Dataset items

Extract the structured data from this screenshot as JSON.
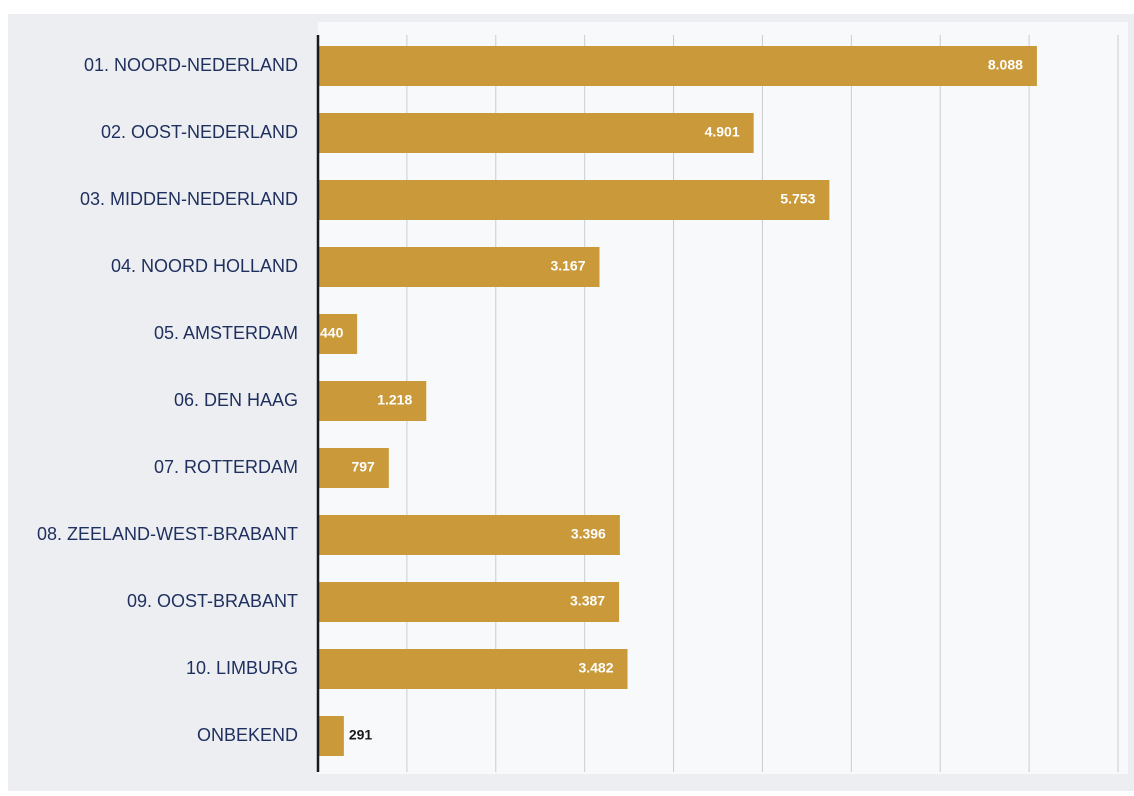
{
  "chart_data": {
    "type": "bar",
    "orientation": "horizontal",
    "categories": [
      "01. NOORD-NEDERLAND",
      "02. OOST-NEDERLAND",
      "03. MIDDEN-NEDERLAND",
      "04. NOORD HOLLAND",
      "05. AMSTERDAM",
      "06. DEN HAAG",
      "07. ROTTERDAM",
      "08. ZEELAND-WEST-BRABANT",
      "09. OOST-BRABANT",
      "10. LIMBURG",
      "ONBEKEND"
    ],
    "values": [
      8088,
      4901,
      5753,
      3167,
      440,
      1218,
      797,
      3396,
      3387,
      3482,
      291
    ],
    "value_labels": [
      "8.088",
      "4.901",
      "5.753",
      "3.167",
      "440",
      "1.218",
      "797",
      "3.396",
      "3.387",
      "3.482",
      "291"
    ],
    "xlim": [
      0,
      9000
    ],
    "grid": true,
    "bar_color": "#c9993a",
    "label_color": "#1f2f5e",
    "value_label_color": "#ffffff",
    "outside_value_label_color": "#1a1a1a"
  }
}
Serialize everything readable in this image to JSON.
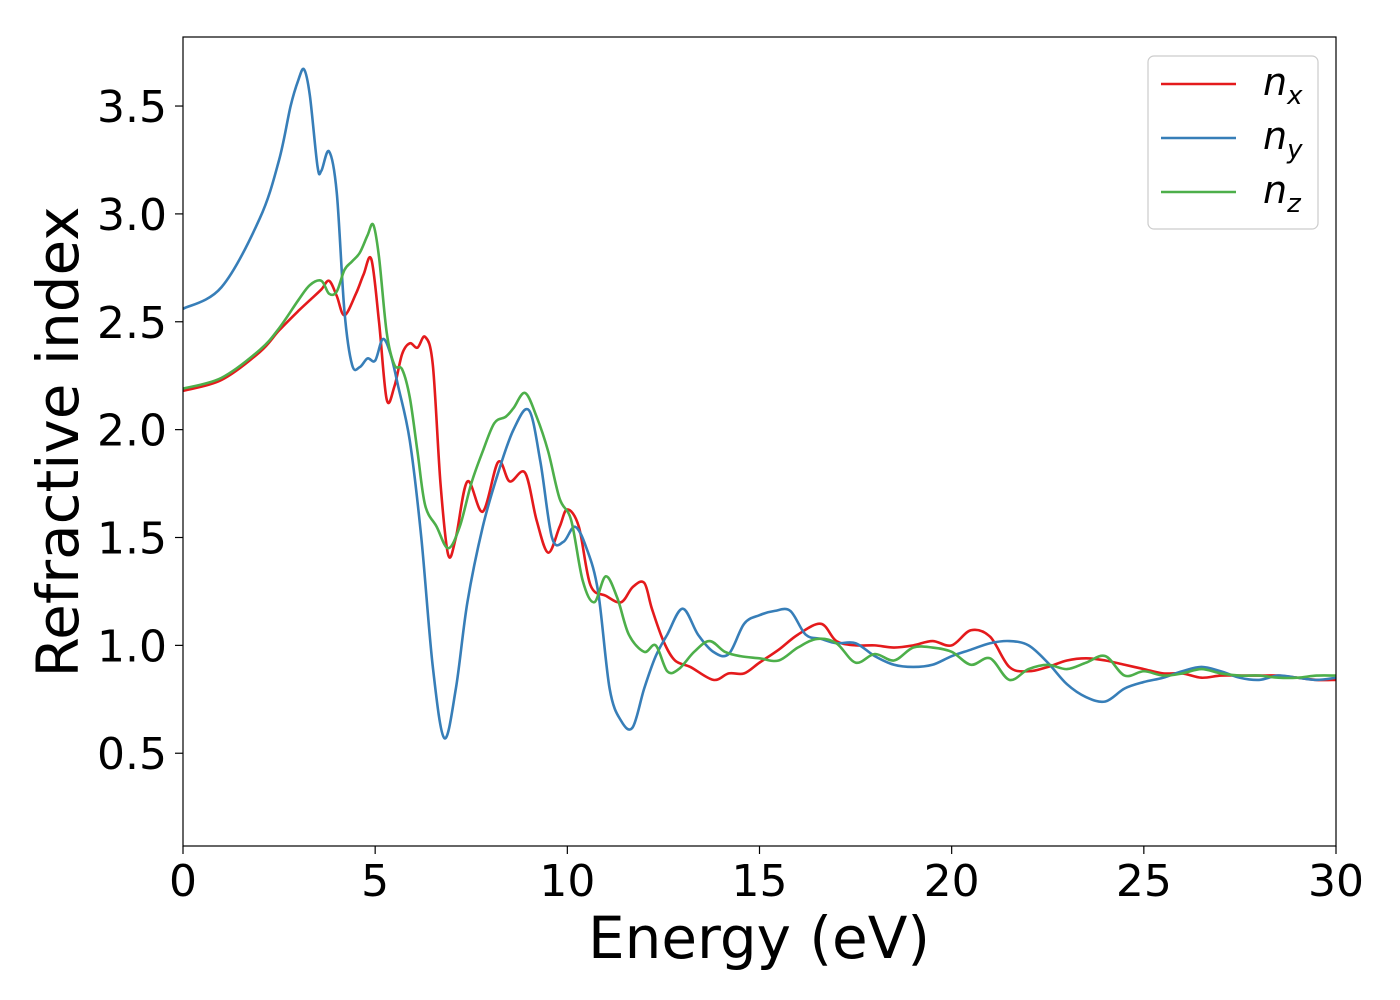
{
  "chart_data": {
    "type": "line",
    "xlabel": "Energy (eV)",
    "ylabel": "Refractive index",
    "xlim": [
      0,
      30
    ],
    "ylim": [
      0.07,
      3.82
    ],
    "xticks": [
      "0",
      "5",
      "10",
      "15",
      "20",
      "25",
      "30"
    ],
    "yticks": [
      "0.5",
      "1.0",
      "1.5",
      "2.0",
      "2.5",
      "3.0",
      "3.5"
    ],
    "grid": false,
    "legend_position": "top-right",
    "series": [
      {
        "name": "n_x",
        "label_base": "n",
        "label_sub": "x",
        "color": "#e41a1c",
        "x": [
          0,
          1,
          2,
          2.5,
          3,
          3.3,
          3.6,
          3.8,
          4.0,
          4.2,
          4.5,
          4.7,
          4.9,
          5.1,
          5.3,
          5.5,
          5.7,
          5.9,
          6.1,
          6.3,
          6.5,
          6.7,
          6.9,
          7.1,
          7.4,
          7.8,
          8.2,
          8.5,
          8.9,
          9.2,
          9.5,
          9.8,
          10.0,
          10.3,
          10.6,
          11.0,
          11.4,
          11.7,
          12.0,
          12.2,
          12.5,
          12.8,
          13.2,
          13.8,
          14.2,
          14.6,
          15.0,
          15.5,
          16.0,
          16.6,
          17.0,
          17.5,
          18.0,
          18.5,
          19.0,
          19.5,
          20.0,
          20.5,
          21.0,
          21.5,
          22.0,
          22.5,
          23.0,
          23.5,
          24.0,
          24.5,
          25.0,
          25.5,
          26.0,
          26.5,
          27.0,
          27.5,
          28.0,
          28.5,
          29.0,
          29.5,
          30.0
        ],
        "y": [
          2.18,
          2.23,
          2.36,
          2.46,
          2.55,
          2.6,
          2.65,
          2.69,
          2.62,
          2.53,
          2.63,
          2.72,
          2.79,
          2.5,
          2.14,
          2.2,
          2.35,
          2.4,
          2.38,
          2.43,
          2.3,
          1.75,
          1.42,
          1.5,
          1.76,
          1.62,
          1.85,
          1.76,
          1.8,
          1.58,
          1.43,
          1.55,
          1.63,
          1.55,
          1.28,
          1.23,
          1.2,
          1.27,
          1.29,
          1.17,
          1.02,
          0.93,
          0.9,
          0.84,
          0.87,
          0.87,
          0.92,
          0.98,
          1.05,
          1.1,
          1.02,
          1.0,
          1.0,
          0.99,
          1.0,
          1.02,
          1.0,
          1.07,
          1.04,
          0.9,
          0.88,
          0.9,
          0.93,
          0.94,
          0.93,
          0.91,
          0.89,
          0.87,
          0.87,
          0.85,
          0.86,
          0.86,
          0.86,
          0.86,
          0.85,
          0.84,
          0.84
        ]
      },
      {
        "name": "n_y",
        "label_base": "n",
        "label_sub": "y",
        "color": "#377eb8",
        "x": [
          0,
          1,
          2,
          2.5,
          2.8,
          3.0,
          3.15,
          3.3,
          3.5,
          3.6,
          3.8,
          4.0,
          4.2,
          4.4,
          4.6,
          4.8,
          5.0,
          5.2,
          5.4,
          5.6,
          5.9,
          6.2,
          6.5,
          6.8,
          7.1,
          7.4,
          7.8,
          8.2,
          8.6,
          9.0,
          9.3,
          9.6,
          9.9,
          10.2,
          10.5,
          10.8,
          11.1,
          11.4,
          11.7,
          12.0,
          12.3,
          12.6,
          13.0,
          13.4,
          13.8,
          14.2,
          14.6,
          15.0,
          15.4,
          15.8,
          16.2,
          16.6,
          17.0,
          17.5,
          18.0,
          18.5,
          19.0,
          19.5,
          20.0,
          20.5,
          21.0,
          21.5,
          22.0,
          22.5,
          23.0,
          23.5,
          24.0,
          24.5,
          25.0,
          25.5,
          26.0,
          26.5,
          27.0,
          27.5,
          28.0,
          28.5,
          29.0,
          29.5,
          30.0
        ],
        "y": [
          2.56,
          2.66,
          2.98,
          3.25,
          3.5,
          3.62,
          3.67,
          3.55,
          3.22,
          3.2,
          3.29,
          3.1,
          2.55,
          2.3,
          2.29,
          2.33,
          2.32,
          2.42,
          2.35,
          2.2,
          1.95,
          1.5,
          0.9,
          0.57,
          0.8,
          1.2,
          1.55,
          1.8,
          2.0,
          2.09,
          1.85,
          1.5,
          1.48,
          1.55,
          1.45,
          1.25,
          0.8,
          0.65,
          0.62,
          0.8,
          0.95,
          1.05,
          1.17,
          1.05,
          0.97,
          0.96,
          1.1,
          1.14,
          1.16,
          1.16,
          1.05,
          1.03,
          1.01,
          1.01,
          0.95,
          0.91,
          0.9,
          0.91,
          0.95,
          0.98,
          1.01,
          1.02,
          1.0,
          0.92,
          0.82,
          0.76,
          0.74,
          0.8,
          0.83,
          0.85,
          0.88,
          0.9,
          0.88,
          0.85,
          0.84,
          0.86,
          0.85,
          0.84,
          0.85
        ]
      },
      {
        "name": "n_z",
        "label_base": "n",
        "label_sub": "z",
        "color": "#4daf4a",
        "x": [
          0,
          1,
          2,
          2.5,
          3,
          3.3,
          3.6,
          3.8,
          4.0,
          4.2,
          4.4,
          4.6,
          4.8,
          4.95,
          5.1,
          5.3,
          5.5,
          5.7,
          5.9,
          6.1,
          6.3,
          6.6,
          6.9,
          7.2,
          7.5,
          7.8,
          8.1,
          8.4,
          8.6,
          8.9,
          9.2,
          9.5,
          9.8,
          10.1,
          10.4,
          10.7,
          11.0,
          11.3,
          11.6,
          12.0,
          12.3,
          12.6,
          12.9,
          13.3,
          13.7,
          14.1,
          14.5,
          15.0,
          15.5,
          16.0,
          16.5,
          17.0,
          17.5,
          18.0,
          18.5,
          19.0,
          19.5,
          20.0,
          20.5,
          21.0,
          21.5,
          22.0,
          22.5,
          23.0,
          23.5,
          24.0,
          24.5,
          25.0,
          25.5,
          26.0,
          26.5,
          27.0,
          27.5,
          28.0,
          28.5,
          29.0,
          29.5,
          30.0
        ],
        "y": [
          2.19,
          2.24,
          2.37,
          2.47,
          2.6,
          2.67,
          2.69,
          2.63,
          2.64,
          2.74,
          2.78,
          2.82,
          2.9,
          2.95,
          2.8,
          2.45,
          2.3,
          2.28,
          2.15,
          1.9,
          1.65,
          1.55,
          1.45,
          1.55,
          1.75,
          1.9,
          2.03,
          2.06,
          2.1,
          2.17,
          2.06,
          1.9,
          1.68,
          1.58,
          1.3,
          1.2,
          1.32,
          1.22,
          1.05,
          0.97,
          1.0,
          0.88,
          0.89,
          0.97,
          1.02,
          0.97,
          0.95,
          0.94,
          0.93,
          0.99,
          1.03,
          1.01,
          0.92,
          0.96,
          0.93,
          0.99,
          0.99,
          0.97,
          0.91,
          0.94,
          0.84,
          0.89,
          0.91,
          0.89,
          0.92,
          0.95,
          0.86,
          0.88,
          0.86,
          0.87,
          0.89,
          0.87,
          0.86,
          0.86,
          0.85,
          0.85,
          0.86,
          0.86
        ]
      }
    ]
  }
}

▶ _Required task_: Out of the material above, gather each line where "JSON" appears.

▶ _Expected answer_:
Extract the structured data from this screenshot as JSON.
Serialize everything readable in this image to JSON.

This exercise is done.